The coronation of Charles III and his wife, Camilla, as king and queen of the United Kingdom and the other Commonwealth realms is scheduled to take place on Saturday, 6 May 2023, at Westminster Abbey. Charles acceded to the throne on 8 September 2022, upon the death of his mother, Elizabeth II.

Compared with previous coronations, the ceremony will undergo some alterations to represent multiple faiths, cultures, and communities across the UK, and will be shorter than Elizabeth II's coronation in 1953. The ceremony will begin with the anointing of Charles, symbolising his spiritual entry into kingship, and then his crowning and enthronement, representing his assumption of temporal powers and responsibilities. Camilla will be crowned in a shorter and simpler ceremony. The royal family will travel to Buckingham Palace in a state procession and appear on the balcony to celebrate the occasion.

The coronation will mark not only a sacred anointing and formal crowning, but also include public celebrations. On 7 May, the Coronation Big Lunch will take place, providing the public with the opportunity to mark the occasion with street parties. The Coronation Concert will be held on the same day at Windsor Castle with representatives of the King and the Queen Consort's charities as well as members of the general public in attendance. On 8 May, the Big Help Out initiative will take place to encourage community service and volunteering. Both the coronation at Westminster Abbey and the concert at Windsor Castle will be broadcast on television.

This will be the first coronation of a British monarch to occur in the 21st century, and the 40th to be held at Westminster Abbey since 1066.

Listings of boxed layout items
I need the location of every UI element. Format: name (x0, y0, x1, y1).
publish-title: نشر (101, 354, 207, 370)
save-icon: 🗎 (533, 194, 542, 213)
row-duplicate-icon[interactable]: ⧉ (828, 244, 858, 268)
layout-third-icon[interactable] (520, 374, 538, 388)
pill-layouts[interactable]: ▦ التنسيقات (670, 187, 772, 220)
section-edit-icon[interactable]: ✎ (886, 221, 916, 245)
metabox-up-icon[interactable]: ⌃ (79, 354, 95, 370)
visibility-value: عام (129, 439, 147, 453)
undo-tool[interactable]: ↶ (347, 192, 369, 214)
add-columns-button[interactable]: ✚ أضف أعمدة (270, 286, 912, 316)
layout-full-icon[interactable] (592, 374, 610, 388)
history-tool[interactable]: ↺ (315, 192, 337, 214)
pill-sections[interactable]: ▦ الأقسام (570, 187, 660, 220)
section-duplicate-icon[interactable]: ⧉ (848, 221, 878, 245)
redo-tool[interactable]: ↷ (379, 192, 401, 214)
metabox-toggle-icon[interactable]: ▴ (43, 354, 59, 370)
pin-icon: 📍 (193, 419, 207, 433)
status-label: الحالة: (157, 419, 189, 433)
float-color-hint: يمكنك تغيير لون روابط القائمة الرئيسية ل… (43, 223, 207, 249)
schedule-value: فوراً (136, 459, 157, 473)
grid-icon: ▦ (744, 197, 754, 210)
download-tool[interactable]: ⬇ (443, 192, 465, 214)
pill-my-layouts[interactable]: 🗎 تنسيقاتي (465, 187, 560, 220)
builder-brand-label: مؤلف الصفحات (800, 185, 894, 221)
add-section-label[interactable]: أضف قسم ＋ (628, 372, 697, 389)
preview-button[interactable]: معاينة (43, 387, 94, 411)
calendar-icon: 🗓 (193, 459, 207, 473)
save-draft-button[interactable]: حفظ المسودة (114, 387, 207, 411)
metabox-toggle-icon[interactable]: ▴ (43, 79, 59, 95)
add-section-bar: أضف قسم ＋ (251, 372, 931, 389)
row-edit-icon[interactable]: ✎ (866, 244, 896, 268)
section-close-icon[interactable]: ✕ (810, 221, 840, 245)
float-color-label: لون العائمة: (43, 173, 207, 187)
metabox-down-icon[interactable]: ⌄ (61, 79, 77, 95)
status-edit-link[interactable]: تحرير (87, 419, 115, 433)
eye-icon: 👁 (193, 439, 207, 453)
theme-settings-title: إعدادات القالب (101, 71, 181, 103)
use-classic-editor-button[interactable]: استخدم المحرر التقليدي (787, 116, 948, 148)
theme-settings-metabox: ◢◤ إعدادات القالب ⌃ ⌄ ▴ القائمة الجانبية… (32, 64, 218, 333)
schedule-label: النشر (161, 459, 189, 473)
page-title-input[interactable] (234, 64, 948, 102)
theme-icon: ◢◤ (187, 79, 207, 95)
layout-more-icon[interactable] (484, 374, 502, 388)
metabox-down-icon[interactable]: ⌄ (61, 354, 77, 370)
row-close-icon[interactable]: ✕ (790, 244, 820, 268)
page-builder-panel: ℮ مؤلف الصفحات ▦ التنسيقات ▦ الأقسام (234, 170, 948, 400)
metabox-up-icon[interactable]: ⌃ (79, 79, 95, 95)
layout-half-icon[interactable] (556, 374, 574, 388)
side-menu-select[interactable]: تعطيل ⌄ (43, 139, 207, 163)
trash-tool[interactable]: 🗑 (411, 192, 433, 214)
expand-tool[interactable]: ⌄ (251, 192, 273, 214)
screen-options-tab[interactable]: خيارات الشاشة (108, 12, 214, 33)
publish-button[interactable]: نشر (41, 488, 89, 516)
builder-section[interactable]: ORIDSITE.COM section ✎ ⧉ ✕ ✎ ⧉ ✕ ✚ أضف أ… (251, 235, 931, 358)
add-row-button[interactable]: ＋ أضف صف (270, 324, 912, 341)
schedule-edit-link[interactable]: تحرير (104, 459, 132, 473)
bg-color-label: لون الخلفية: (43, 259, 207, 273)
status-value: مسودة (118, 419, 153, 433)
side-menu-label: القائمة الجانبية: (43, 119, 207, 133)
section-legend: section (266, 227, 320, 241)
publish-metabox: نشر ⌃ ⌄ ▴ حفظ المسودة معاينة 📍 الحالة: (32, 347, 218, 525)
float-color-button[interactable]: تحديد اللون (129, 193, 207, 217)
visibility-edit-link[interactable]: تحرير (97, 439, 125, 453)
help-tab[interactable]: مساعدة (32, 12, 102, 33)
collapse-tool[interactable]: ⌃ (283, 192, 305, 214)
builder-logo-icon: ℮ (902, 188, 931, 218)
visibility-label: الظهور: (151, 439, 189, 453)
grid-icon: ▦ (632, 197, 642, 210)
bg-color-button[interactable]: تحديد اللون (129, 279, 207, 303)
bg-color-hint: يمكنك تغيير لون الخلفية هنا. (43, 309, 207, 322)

■ LIST OF TASKS:
A: List each named public celebration or initiative the coronation text mentions, with the date given for it.
B: Write the next part of the coronation article, starting after its last sentence.

■ RESULTS OF THE TASKS:
A:
- Coronation Big Lunch: 7 May
- Coronation Concert: 7 May
- Big Help Out: 8 May

B:
Preparation

Background

Charles III became king immediately upon the death of his mother, Elizabeth II, at 15:10 BST on Thursday 8 September 2022. He was proclaimed king by the Accession Council of the United Kingdom on Saturday 10 September, which was followed by proclamations in other Commonwealth realms. Due to Elizabeth's advanced age, Charles's coronation has been planned for years, under the code name Operation Golden Orb. During Elizabeth's reign, planning meetings for Operation Golden Orb were held at least once a year, attended by representatives of the government, the Church of England and Clarence House staff.

Planning
The duke of Norfolk, Edward Fitzalan-Howard, is in charge of organising the coronation as hereditary earl marshal. A committee of privy counsellors will arrange the event.

In October 2022, the date of Charles and Camilla's coronation was announced: Saturday 6 May 2023 at Westminster Abbey. Buckingham Palace set the date to ensure sufficient time to mourn the death of Queen Elizabeth II before holding a joyous ceremony. In November 2022, the government proclaimed that an extra bank holiday would occur on 8 May, two days after the coronation. On 20 January 2023, Buckingham Palace announced plans for the coronation weekend between 6 and 8 May.

As a state occasion, the coronation is paid for by the British government. The government thus also decides the guest list, which will include members of the British royal family, the British prime minister, representatives of the houses of Parliament, representatives of the governments of the Commonwealth Realms and foreign royalty and heads of state. Safety regulations at Westminster Abbey will restrict the number of guests to around 2,000. After the ceremony, Charles and Camilla are expected to appear on the Buckingham Palace balcony.

For the first time, a Coronation Claims Office within the Cabinet Office has been established instead of the traditional Court of Claims to handle claims to perform a historic or ceremonial role at the coronation.

Emblem 

The Coronation Emblem was designed by Sir Jony Ive with his creative collective LoveFrom and depicts the flora of the four nations of the United Kingdom in the shape of St Edward's Crown. The flora shown in the emblem are the rose for England, the thistle for Scotland, the daffodil for Wales and the shamrock for Northern Ireland. The primary emblem is in blue and red, the colours of the Union Jack. Secondary emblems were also made available in red, blue, black and white. All versions were also made available in Welsh. The Palace also announced that the rules governing the commercial use of Royal Photographs and Official Insignia would be temporarily relaxed with the King and the Queen Consort's approval in this case to allow souvenir manufacturing.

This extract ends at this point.